PROBLEM DETAILS: Copy the lines that follow, keeping every character the same.

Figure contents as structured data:
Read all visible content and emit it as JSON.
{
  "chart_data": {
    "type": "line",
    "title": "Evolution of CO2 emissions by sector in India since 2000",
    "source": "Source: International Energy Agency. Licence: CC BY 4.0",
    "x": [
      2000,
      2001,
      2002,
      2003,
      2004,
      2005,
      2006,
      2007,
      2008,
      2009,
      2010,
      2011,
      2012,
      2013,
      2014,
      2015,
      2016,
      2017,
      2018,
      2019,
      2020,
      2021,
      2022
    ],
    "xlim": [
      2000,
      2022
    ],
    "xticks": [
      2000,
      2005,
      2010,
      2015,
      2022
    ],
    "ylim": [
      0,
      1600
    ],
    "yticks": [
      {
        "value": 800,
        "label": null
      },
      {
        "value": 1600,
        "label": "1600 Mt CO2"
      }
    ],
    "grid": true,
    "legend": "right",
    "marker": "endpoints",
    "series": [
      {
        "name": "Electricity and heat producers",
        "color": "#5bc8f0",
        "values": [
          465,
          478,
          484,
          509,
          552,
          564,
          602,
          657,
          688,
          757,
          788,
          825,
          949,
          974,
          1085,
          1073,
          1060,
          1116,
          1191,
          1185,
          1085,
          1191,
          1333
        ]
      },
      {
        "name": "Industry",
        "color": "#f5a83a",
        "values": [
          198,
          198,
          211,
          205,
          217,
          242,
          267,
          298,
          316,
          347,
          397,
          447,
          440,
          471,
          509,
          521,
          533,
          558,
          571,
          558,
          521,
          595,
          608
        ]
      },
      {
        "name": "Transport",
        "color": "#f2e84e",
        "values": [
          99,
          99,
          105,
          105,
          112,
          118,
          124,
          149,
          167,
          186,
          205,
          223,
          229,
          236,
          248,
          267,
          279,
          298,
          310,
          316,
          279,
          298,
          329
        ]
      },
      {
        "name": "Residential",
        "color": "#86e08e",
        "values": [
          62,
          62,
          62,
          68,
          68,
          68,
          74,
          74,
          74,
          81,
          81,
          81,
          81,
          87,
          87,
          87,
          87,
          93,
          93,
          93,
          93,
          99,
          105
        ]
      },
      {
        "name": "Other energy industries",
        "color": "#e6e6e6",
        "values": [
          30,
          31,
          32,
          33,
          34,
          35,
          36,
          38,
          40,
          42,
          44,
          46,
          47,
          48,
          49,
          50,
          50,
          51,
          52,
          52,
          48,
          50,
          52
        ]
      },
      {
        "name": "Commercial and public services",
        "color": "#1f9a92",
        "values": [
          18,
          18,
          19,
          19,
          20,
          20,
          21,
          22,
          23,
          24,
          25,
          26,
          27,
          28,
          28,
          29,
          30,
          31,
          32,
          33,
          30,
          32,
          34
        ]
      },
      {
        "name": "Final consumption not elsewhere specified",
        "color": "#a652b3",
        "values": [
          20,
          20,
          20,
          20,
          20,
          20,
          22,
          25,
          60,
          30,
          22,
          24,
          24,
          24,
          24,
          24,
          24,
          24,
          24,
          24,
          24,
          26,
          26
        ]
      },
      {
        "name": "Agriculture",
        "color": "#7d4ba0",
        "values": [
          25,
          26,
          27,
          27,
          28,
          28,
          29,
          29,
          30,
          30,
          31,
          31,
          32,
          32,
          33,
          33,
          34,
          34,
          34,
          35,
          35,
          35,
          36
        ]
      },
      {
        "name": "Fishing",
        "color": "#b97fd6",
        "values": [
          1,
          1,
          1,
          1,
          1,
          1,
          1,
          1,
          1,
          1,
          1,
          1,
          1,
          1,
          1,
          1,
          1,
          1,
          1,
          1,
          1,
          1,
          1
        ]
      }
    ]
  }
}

OUTPUT OF THE EXERCISE:
Read all visible content and emit it as JSON.
{
  "chart_data": {
    "type": "line",
    "title": "Evolution of CO2 emissions by sector in India since 2000",
    "source": "Source: International Energy Agency. Licence: CC BY 4.0",
    "x": [
      2000,
      2001,
      2002,
      2003,
      2004,
      2005,
      2006,
      2007,
      2008,
      2009,
      2010,
      2011,
      2012,
      2013,
      2014,
      2015,
      2016,
      2017,
      2018,
      2019,
      2020,
      2021,
      2022
    ],
    "xlim": [
      2000,
      2022
    ],
    "xticks": [
      2000,
      2005,
      2010,
      2015,
      2022
    ],
    "ylim": [
      0,
      1600
    ],
    "yticks": [
      {
        "value": 800,
        "label": null
      },
      {
        "value": 1600,
        "label": "1600 Mt CO2"
      }
    ],
    "grid": true,
    "legend": "right",
    "marker": "endpoints",
    "series": [
      {
        "name": "Electricity and heat producers",
        "color": "#5bc8f0",
        "values": [
          465,
          478,
          484,
          509,
          552,
          564,
          602,
          657,
          688,
          757,
          788,
          825,
          949,
          974,
          1085,
          1073,
          1060,
          1116,
          1191,
          1185,
          1085,
          1191,
          1333
        ]
      },
      {
        "name": "Industry",
        "color": "#f5a83a",
        "values": [
          198,
          198,
          211,
          205,
          217,
          242,
          267,
          298,
          316,
          347,
          397,
          447,
          440,
          471,
          509,
          521,
          533,
          558,
          571,
          558,
          521,
          595,
          608
        ]
      },
      {
        "name": "Transport",
        "color": "#f2e84e",
        "values": [
          99,
          99,
          105,
          105,
          112,
          118,
          124,
          149,
          167,
          186,
          205,
          223,
          229,
          236,
          248,
          267,
          279,
          298,
          310,
          316,
          279,
          298,
          329
        ]
      },
      {
        "name": "Residential",
        "color": "#86e08e",
        "values": [
          62,
          62,
          62,
          68,
          68,
          68,
          74,
          74,
          74,
          81,
          81,
          81,
          81,
          87,
          87,
          87,
          87,
          93,
          93,
          93,
          93,
          99,
          105
        ]
      },
      {
        "name": "Other energy industries",
        "color": "#e6e6e6",
        "values": [
          30,
          31,
          32,
          33,
          34,
          35,
          36,
          38,
          40,
          42,
          44,
          46,
          47,
          48,
          49,
          50,
          50,
          51,
          52,
          52,
          48,
          50,
          52
        ]
      },
      {
        "name": "Commercial and public services",
        "color": "#1f9a92",
        "values": [
          18,
          18,
          19,
          19,
          20,
          20,
          21,
          22,
          23,
          24,
          25,
          26,
          27,
          28,
          28,
          29,
          30,
          31,
          32,
          33,
          30,
          32,
          34
        ]
      },
      {
        "name": "Final consumption not elsewhere specified",
        "color": "#a652b3",
        "values": [
          20,
          20,
          20,
          20,
          20,
          20,
          22,
          25,
          60,
          30,
          22,
          24,
          24,
          24,
          24,
          24,
          24,
          24,
          24,
          24,
          24,
          26,
          26
        ]
      },
      {
        "name": "Agriculture",
        "color": "#7d4ba0",
        "values": [
          25,
          26,
          27,
          27,
          28,
          28,
          29,
          29,
          30,
          30,
          31,
          31,
          32,
          32,
          33,
          33,
          34,
          34,
          34,
          35,
          35,
          35,
          36
        ]
      },
      {
        "name": "Fishing",
        "color": "#b97fd6",
        "values": [
          1,
          1,
          1,
          1,
          1,
          1,
          1,
          1,
          1,
          1,
          1,
          1,
          1,
          1,
          1,
          1,
          1,
          1,
          1,
          1,
          1,
          1,
          1
        ]
      }
    ]
  }
}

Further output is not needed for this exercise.